→ Input rows

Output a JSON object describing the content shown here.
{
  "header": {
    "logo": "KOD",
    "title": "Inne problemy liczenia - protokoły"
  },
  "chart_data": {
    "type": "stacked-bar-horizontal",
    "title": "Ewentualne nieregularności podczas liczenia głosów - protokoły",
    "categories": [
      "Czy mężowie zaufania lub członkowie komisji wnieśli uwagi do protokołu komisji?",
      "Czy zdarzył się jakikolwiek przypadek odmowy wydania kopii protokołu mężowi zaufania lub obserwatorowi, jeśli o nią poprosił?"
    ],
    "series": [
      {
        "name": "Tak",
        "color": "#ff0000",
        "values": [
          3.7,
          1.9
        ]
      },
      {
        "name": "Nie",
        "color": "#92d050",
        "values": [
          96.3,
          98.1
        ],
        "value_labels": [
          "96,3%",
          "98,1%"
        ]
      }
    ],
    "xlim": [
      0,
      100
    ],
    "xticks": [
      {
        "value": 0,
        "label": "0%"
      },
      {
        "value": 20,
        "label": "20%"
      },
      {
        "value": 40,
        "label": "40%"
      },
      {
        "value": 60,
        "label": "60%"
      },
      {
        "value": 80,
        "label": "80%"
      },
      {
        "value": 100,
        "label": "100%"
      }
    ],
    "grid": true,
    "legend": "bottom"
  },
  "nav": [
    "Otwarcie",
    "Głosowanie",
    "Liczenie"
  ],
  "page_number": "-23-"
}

→ Exercise prompt
Every entry should be printed again exactly as it stands.

→ Answer to the task
Output a JSON object describing the content shown here.
{
  "header": {
    "logo": "KOD",
    "title": "Inne problemy liczenia - protokoły"
  },
  "chart_data": {
    "type": "stacked-bar-horizontal",
    "title": "Ewentualne nieregularności podczas liczenia głosów - protokoły",
    "categories": [
      "Czy mężowie zaufania lub członkowie komisji wnieśli uwagi do protokołu komisji?",
      "Czy zdarzył się jakikolwiek przypadek odmowy wydania kopii protokołu mężowi zaufania lub obserwatorowi, jeśli o nią poprosił?"
    ],
    "series": [
      {
        "name": "Tak",
        "color": "#ff0000",
        "values": [
          3.7,
          1.9
        ]
      },
      {
        "name": "Nie",
        "color": "#92d050",
        "values": [
          96.3,
          98.1
        ],
        "value_labels": [
          "96,3%",
          "98,1%"
        ]
      }
    ],
    "xlim": [
      0,
      100
    ],
    "xticks": [
      {
        "value": 0,
        "label": "0%"
      },
      {
        "value": 20,
        "label": "20%"
      },
      {
        "value": 40,
        "label": "40%"
      },
      {
        "value": 60,
        "label": "60%"
      },
      {
        "value": 80,
        "label": "80%"
      },
      {
        "value": 100,
        "label": "100%"
      }
    ],
    "grid": true,
    "legend": "bottom"
  },
  "nav": [
    "Otwarcie",
    "Głosowanie",
    "Liczenie"
  ],
  "page_number": "-23-"
}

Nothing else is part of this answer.